*Task brief*
Which lines in the material below contain the word "Estimated"? Copy each of them.

*Record excerpts*
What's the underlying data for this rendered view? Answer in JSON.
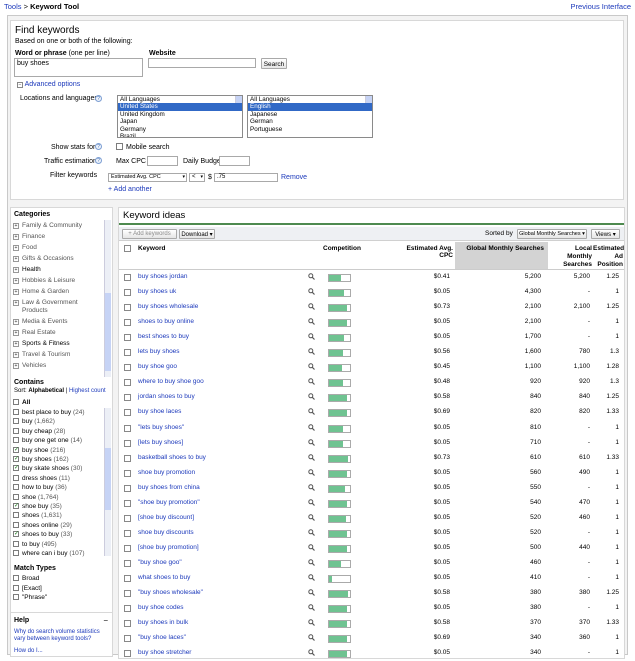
{
  "topbar": {
    "tools": "Tools",
    "sep": ">",
    "title": "Keyword Tool",
    "previous": "Previous Interface"
  },
  "find": {
    "title": "Find keywords",
    "subtitle": "Based on one or both of the following:",
    "word_label": "Word or phrase",
    "word_hint": "(one per line)",
    "word_value": "buy shoes",
    "website_label": "Website",
    "search_button": "Search",
    "advanced": "Advanced options",
    "loc_label": "Locations and languages",
    "locations": [
      "All Languages",
      "United States",
      "United Kingdom",
      "Japan",
      "Germany",
      "Brazil"
    ],
    "languages": [
      "All Languages",
      "English",
      "Japanese",
      "German",
      "Portuguese"
    ],
    "show_stats_label": "Show stats for",
    "mobile_search": "Mobile search",
    "traffic_label": "Traffic estimation",
    "max_cpc_label": "Max CPC $",
    "daily_budget_label": "Daily Budget $",
    "filter_label": "Filter keywords",
    "filter_field": "Estimated Avg. CPC",
    "filter_op": "<",
    "filter_currency": "$",
    "filter_value": ".75",
    "remove": "Remove",
    "add_another": "+ Add another"
  },
  "categories": {
    "title": "Categories",
    "items": [
      {
        "label": "Family & Community",
        "bold": false
      },
      {
        "label": "Finance",
        "bold": false
      },
      {
        "label": "Food",
        "bold": false
      },
      {
        "label": "Gifts & Occasions",
        "bold": false
      },
      {
        "label": "Health",
        "bold": true
      },
      {
        "label": "Hobbies & Leisure",
        "bold": false
      },
      {
        "label": "Home & Garden",
        "bold": false
      },
      {
        "label": "Law & Government",
        "bold": false
      },
      {
        "label": "Products",
        "bold": false
      },
      {
        "label": "Media & Events",
        "bold": false
      },
      {
        "label": "Real Estate",
        "bold": false
      },
      {
        "label": "Sports & Fitness",
        "bold": true
      },
      {
        "label": "Travel & Tourism",
        "bold": false
      },
      {
        "label": "Vehicles",
        "bold": false
      }
    ]
  },
  "contains": {
    "title": "Contains",
    "sort_label": "Sort:",
    "sort_alpha": "Alphabetical",
    "sort_sep": "|",
    "sort_count": "Highest count",
    "all": "All",
    "items": [
      {
        "label": "best place to buy",
        "count": "(24)",
        "checked": false
      },
      {
        "label": "buy",
        "count": "(1,662)",
        "checked": false
      },
      {
        "label": "buy cheap",
        "count": "(28)",
        "checked": false
      },
      {
        "label": "buy one get one",
        "count": "(14)",
        "checked": false
      },
      {
        "label": "buy shoe",
        "count": "(216)",
        "checked": true
      },
      {
        "label": "buy shoes",
        "count": "(162)",
        "checked": true
      },
      {
        "label": "buy skate shoes",
        "count": "(30)",
        "checked": true
      },
      {
        "label": "dress shoes",
        "count": "(11)",
        "checked": false
      },
      {
        "label": "how to buy",
        "count": "(36)",
        "checked": false
      },
      {
        "label": "shoe",
        "count": "(1,764)",
        "checked": false
      },
      {
        "label": "shoe buy",
        "count": "(35)",
        "checked": true
      },
      {
        "label": "shoes",
        "count": "(1,631)",
        "checked": false
      },
      {
        "label": "shoes online",
        "count": "(29)",
        "checked": false
      },
      {
        "label": "shoes to buy",
        "count": "(33)",
        "checked": true
      },
      {
        "label": "to buy",
        "count": "(495)",
        "checked": false
      },
      {
        "label": "where can i buy",
        "count": "(107)",
        "checked": false
      }
    ]
  },
  "match_types": {
    "title": "Match Types",
    "items": [
      "Broad",
      "[Exact]",
      "\"Phrase\""
    ]
  },
  "help": {
    "title": "Help",
    "link": "Why do search volume statistics vary between keyword tools?",
    "link2": "How do I..."
  },
  "ideas": {
    "title": "Keyword ideas",
    "add_keywords": "+ Add keywords",
    "download": "Download",
    "sorted_by": "Sorted by",
    "sorted_value": "Global Monthly Searches",
    "views": "Views",
    "columns": {
      "keyword": "Keyword",
      "competition": "Competition",
      "cpc": "Estimated Avg. CPC",
      "global": "Global Monthly Searches",
      "local": "Local Monthly Searches",
      "position": "Estimated Ad Position"
    },
    "rows": [
      {
        "kw": "buy shoes jordan",
        "comp": 0.55,
        "cpc": "$0.41",
        "gms": "5,200",
        "lms": "5,200",
        "pos": "1.25"
      },
      {
        "kw": "buy shoes uk",
        "comp": 0.7,
        "cpc": "$0.05",
        "gms": "4,300",
        "lms": "-",
        "pos": "1"
      },
      {
        "kw": "buy shoes wholesale",
        "comp": 0.85,
        "cpc": "$0.73",
        "gms": "2,100",
        "lms": "2,100",
        "pos": "1.25"
      },
      {
        "kw": "shoes to buy online",
        "comp": 0.85,
        "cpc": "$0.05",
        "gms": "2,100",
        "lms": "-",
        "pos": "1"
      },
      {
        "kw": "best shoes to buy",
        "comp": 0.7,
        "cpc": "$0.05",
        "gms": "1,700",
        "lms": "-",
        "pos": "1"
      },
      {
        "kw": "lets buy shoes",
        "comp": 0.65,
        "cpc": "$0.56",
        "gms": "1,600",
        "lms": "780",
        "pos": "1.3"
      },
      {
        "kw": "buy shoe goo",
        "comp": 0.6,
        "cpc": "$0.45",
        "gms": "1,100",
        "lms": "1,100",
        "pos": "1.28"
      },
      {
        "kw": "where to buy shoe goo",
        "comp": 0.65,
        "cpc": "$0.48",
        "gms": "920",
        "lms": "920",
        "pos": "1.3"
      },
      {
        "kw": "jordan shoes to buy",
        "comp": 0.85,
        "cpc": "$0.58",
        "gms": "840",
        "lms": "840",
        "pos": "1.25"
      },
      {
        "kw": "buy shoe laces",
        "comp": 0.85,
        "cpc": "$0.69",
        "gms": "820",
        "lms": "820",
        "pos": "1.33"
      },
      {
        "kw": "\"lets buy shoes\"",
        "comp": 0.65,
        "cpc": "$0.05",
        "gms": "810",
        "lms": "-",
        "pos": "1"
      },
      {
        "kw": "[lets buy shoes]",
        "comp": 0.65,
        "cpc": "$0.05",
        "gms": "710",
        "lms": "-",
        "pos": "1"
      },
      {
        "kw": "basketball shoes to buy",
        "comp": 0.9,
        "cpc": "$0.73",
        "gms": "610",
        "lms": "610",
        "pos": "1.33"
      },
      {
        "kw": "shoe buy promotion",
        "comp": 0.85,
        "cpc": "$0.05",
        "gms": "560",
        "lms": "490",
        "pos": "1"
      },
      {
        "kw": "buy shoes from china",
        "comp": 0.75,
        "cpc": "$0.05",
        "gms": "550",
        "lms": "-",
        "pos": "1"
      },
      {
        "kw": "\"shoe buy promotion\"",
        "comp": 0.85,
        "cpc": "$0.05",
        "gms": "540",
        "lms": "470",
        "pos": "1"
      },
      {
        "kw": "[shoe buy discount]",
        "comp": 0.8,
        "cpc": "$0.05",
        "gms": "520",
        "lms": "460",
        "pos": "1"
      },
      {
        "kw": "shoe buy discounts",
        "comp": 0.85,
        "cpc": "$0.05",
        "gms": "520",
        "lms": "-",
        "pos": "1"
      },
      {
        "kw": "[shoe buy promotion]",
        "comp": 0.85,
        "cpc": "$0.05",
        "gms": "500",
        "lms": "440",
        "pos": "1"
      },
      {
        "kw": "\"buy shoe goo\"",
        "comp": 0.55,
        "cpc": "$0.05",
        "gms": "460",
        "lms": "-",
        "pos": "1"
      },
      {
        "kw": "what shoes to buy",
        "comp": 0.15,
        "cpc": "$0.05",
        "gms": "410",
        "lms": "-",
        "pos": "1"
      },
      {
        "kw": "\"buy shoes wholesale\"",
        "comp": 0.9,
        "cpc": "$0.58",
        "gms": "380",
        "lms": "380",
        "pos": "1.25"
      },
      {
        "kw": "buy shoe codes",
        "comp": 0.85,
        "cpc": "$0.05",
        "gms": "380",
        "lms": "-",
        "pos": "1"
      },
      {
        "kw": "buy shoes in bulk",
        "comp": 0.85,
        "cpc": "$0.58",
        "gms": "370",
        "lms": "370",
        "pos": "1.33"
      },
      {
        "kw": "\"buy shoe laces\"",
        "comp": 0.85,
        "cpc": "$0.69",
        "gms": "340",
        "lms": "360",
        "pos": "1"
      },
      {
        "kw": "buy shoe stretcher",
        "comp": 0.85,
        "cpc": "$0.05",
        "gms": "340",
        "lms": "-",
        "pos": "1"
      }
    ]
  }
}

*Correct answer*
    "filter_field": "Estimated Avg. CPC",
      "cpc": "Estimated Avg. CPC",
      "position": "Estimated Ad Position"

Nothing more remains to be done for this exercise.